--- Requirements ---
Locate the word "testimonianze" in the data below, then copy every line that holds it.

Begin Exercise input

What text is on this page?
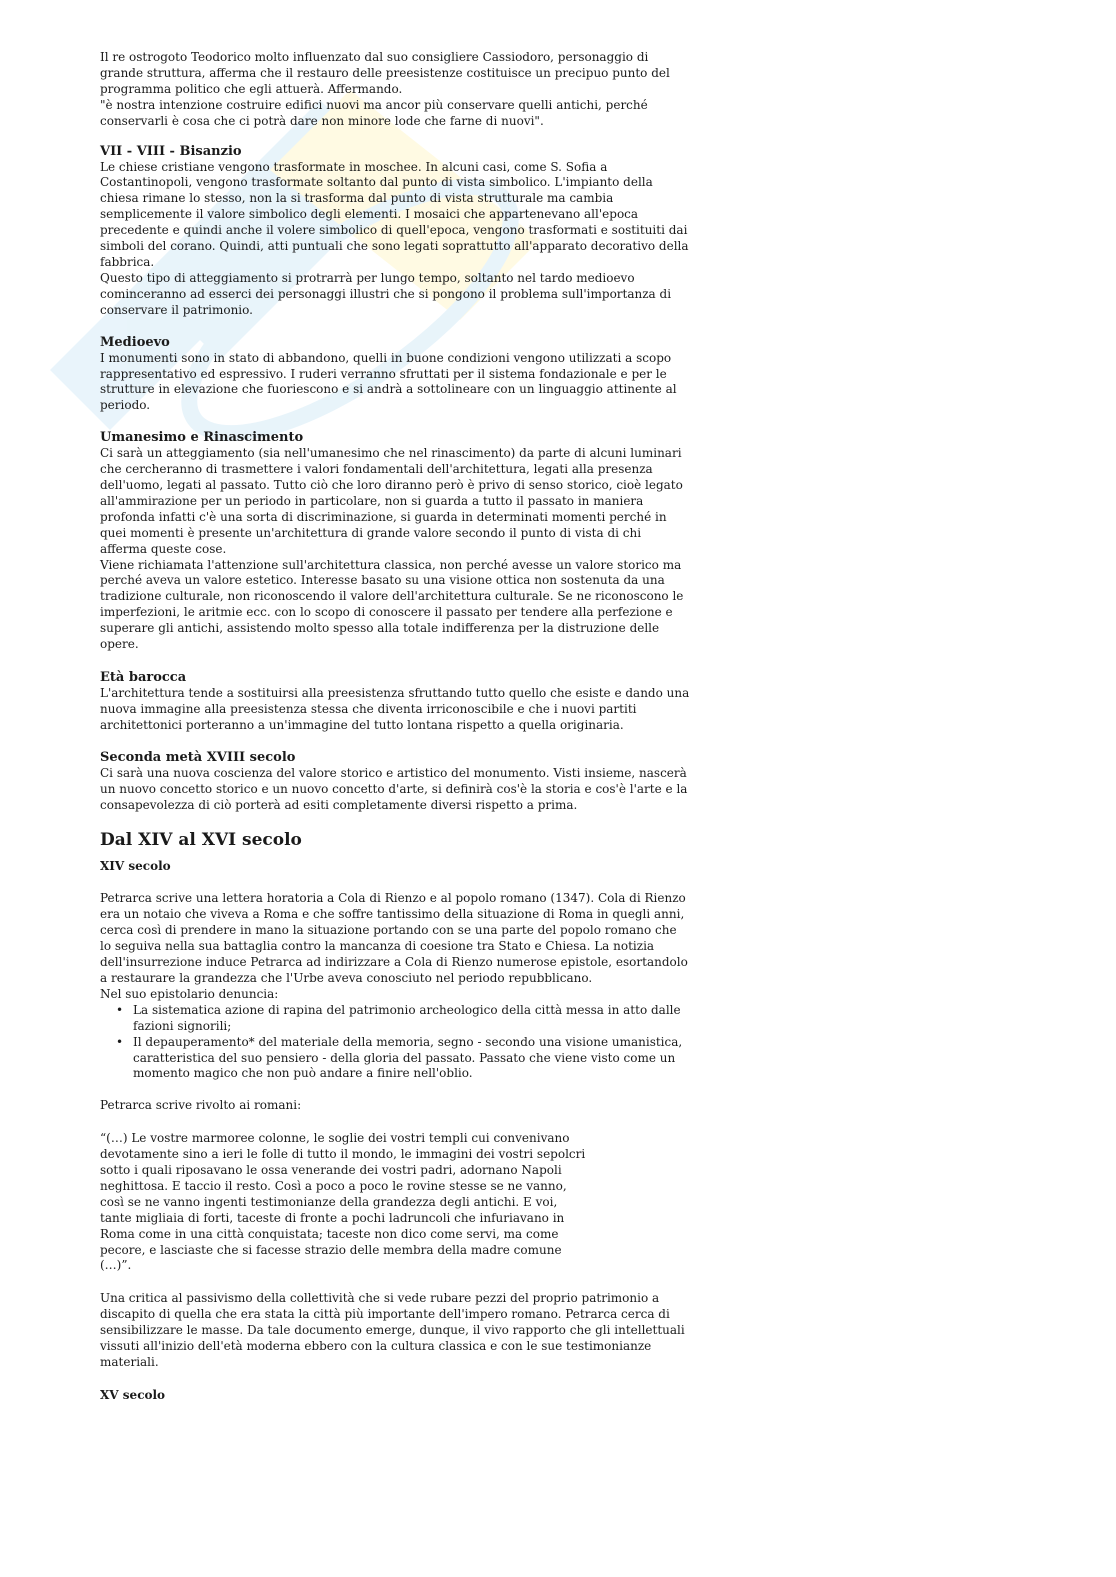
Il re ostrogoto Teodorico molto influenzato dal suo consigliere Cassiodoro, personaggio di grande struttura, afferma che il restauro delle preesistenze costituisce un precipuo punto del programma politico che egli attuerà. Affermando.

"è nostra intenzione costruire edifici nuovi ma ancor più conservare quelli antichi, perché conservarli è cosa che ci potrà dare non minore lode che farne di nuovi".

VII - VIII - Bisanzio

Le chiese cristiane vengono trasformate in moschee. In alcuni casi, come S. Sofia a Costantinopoli, vengono trasformate soltanto dal punto di vista simbolico. L'impianto della chiesa rimane lo stesso, non la si trasforma dal punto di vista strutturale ma cambia semplicemente il valore simbolico degli elementi. I mosaici che appartenevano all'epoca precedente e quindi anche il volere simbolico di quell'epoca, vengono trasformati e sostituiti dai simboli del corano. Quindi, atti puntuali che sono legati soprattutto all'apparato decorativo della fabbrica.

Questo tipo di atteggiamento si protrarrà per lungo tempo, soltanto nel tardo medioevo cominceranno ad esserci dei personaggi illustri che si pongono il problema sull'importanza di conservare il patrimonio.

Medioevo

I monumenti sono in stato di abbandono, quelli in buone condizioni vengono utilizzati a scopo rappresentativo ed espressivo. I ruderi verranno sfruttati per il sistema fondazionale e per le strutture in elevazione che fuoriescono e si andrà a sottolineare con un linguaggio attinente al periodo.

Umanesimo e Rinascimento

Ci sarà un atteggiamento (sia nell'umanesimo che nel rinascimento) da parte di alcuni luminari che cercheranno di trasmettere i valori fondamentali dell'architettura, legati alla presenza dell'uomo, legati al passato. Tutto ciò che loro diranno però è privo di senso storico, cioè legato all'ammirazione per un periodo in particolare, non si guarda a tutto il passato in maniera profonda infatti c'è una sorta di discriminazione, si guarda in determinati momenti perché in quei momenti è presente un'architettura di grande valore secondo il punto di vista di chi afferma queste cose.

Viene richiamata l'attenzione sull'architettura classica, non perché avesse un valore storico ma perché aveva un valore estetico. Interesse basato su una visione ottica non sostenuta da una tradizione culturale, non riconoscendo il valore dell'architettura culturale. Se ne riconoscono le imperfezioni, le aritmie ecc. con lo scopo di conoscere il passato per tendere alla perfezione e superare gli antichi, assistendo molto spesso alla totale indifferenza per la distruzione delle opere.

Età barocca

L'architettura tende a sostituirsi alla preesistenza sfruttando tutto quello che esiste e dando una nuova immagine alla preesistenza stessa che diventa irriconoscibile e che i nuovi partiti architettonici porteranno a un'immagine del tutto lontana rispetto a quella originaria.

Seconda metà XVIII secolo

Ci sarà una nuova coscienza del valore storico e artistico del monumento. Visti insieme, nascerà un nuovo concetto storico e un nuovo concetto d'arte, si definirà cos'è la storia e cos'è l'arte e la consapevolezza di ciò porterà ad esiti completamente diversi rispetto a prima.

Dal XIV al XVI secolo

XIV secolo

Petrarca scrive una lettera horatoria a Cola di Rienzo e al popolo romano (1347). Cola di Rienzo era un notaio che viveva a Roma e che soffre tantissimo della situazione di Roma in quegli anni, cerca così di prendere in mano la situazione portando con se una parte del popolo romano che lo seguiva nella sua battaglia contro la mancanza di coesione tra Stato e Chiesa. La notizia dell'insurrezione induce Petrarca ad indirizzare a Cola di Rienzo numerose epistole, esortandolo a restaurare la grandezza che l'Urbe aveva conosciuto nel periodo repubblicano.

Nel suo epistolario denuncia:

• La sistematica azione di rapina del patrimonio archeologico della città messa in atto dalle fazioni signorili;
• Il depauperamento* del materiale della memoria, segno - secondo una visione umanistica, caratteristica del suo pensiero - della gloria del passato. Passato che viene visto come un momento magico che non può andare a finire nell'oblio.

Petrarca scrive rivolto ai romani:

“(…) Le vostre marmoree colonne, le soglie dei vostri templi cui convenivano devotamente sino a ieri le folle di tutto il mondo, le immagini dei vostri sepolcri sotto i quali riposavano le ossa venerande dei vostri padri, adornano Napoli neghittosa. E taccio il resto. Così a poco a poco le rovine stesse se ne vanno, così se ne vanno ingenti testimonianze della grandezza degli antichi. E voi, tante migliaia di forti, taceste di fronte a pochi ladruncoli che infuriavano in Roma come in una città conquistata; taceste non dico come servi, ma come pecore, e lasciaste che si facesse strazio delle membra della madre comune (…)”.

Una critica al passivismo della collettività che si vede rubare pezzi del proprio patrimonio a discapito di quella che era stata la città più importante dell'impero romano. Petrarca cerca di sensibilizzare le masse. Da tale documento emerge, dunque, il vivo rapporto che gli intellettuali vissuti all'inizio dell'età moderna ebbero con la cultura classica e con le sue testimonianze materiali.

XV secolo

End Exercise input

--- Response ---
“(…) Le vostre marmoree colonne, le soglie dei vostri templi cui convenivano devotamente sino a ieri le folle di tutto il mondo, le immagini dei vostri sepolcri sotto i quali riposavano le ossa venerande dei vostri padri, adornano Napoli neghittosa. E taccio il resto. Così a poco a poco le rovine stesse se ne vanno, così se ne vanno ingenti testimonianze della grandezza degli antichi. E voi, tante migliaia di forti, taceste di fronte a pochi ladruncoli che infuriavano in Roma come in una città conquistata; taceste non dico come servi, ma come pecore, e lasciaste che si facesse strazio delle membra della madre comune (…)”.
Una critica al passivismo della collettività che si vede rubare pezzi del proprio patrimonio a discapito di quella che era stata la città più importante dell'impero romano. Petrarca cerca di sensibilizzare le masse. Da tale documento emerge, dunque, il vivo rapporto che gli intellettuali vissuti all'inizio dell'età moderna ebbero con la cultura classica e con le sue testimonianze materiali.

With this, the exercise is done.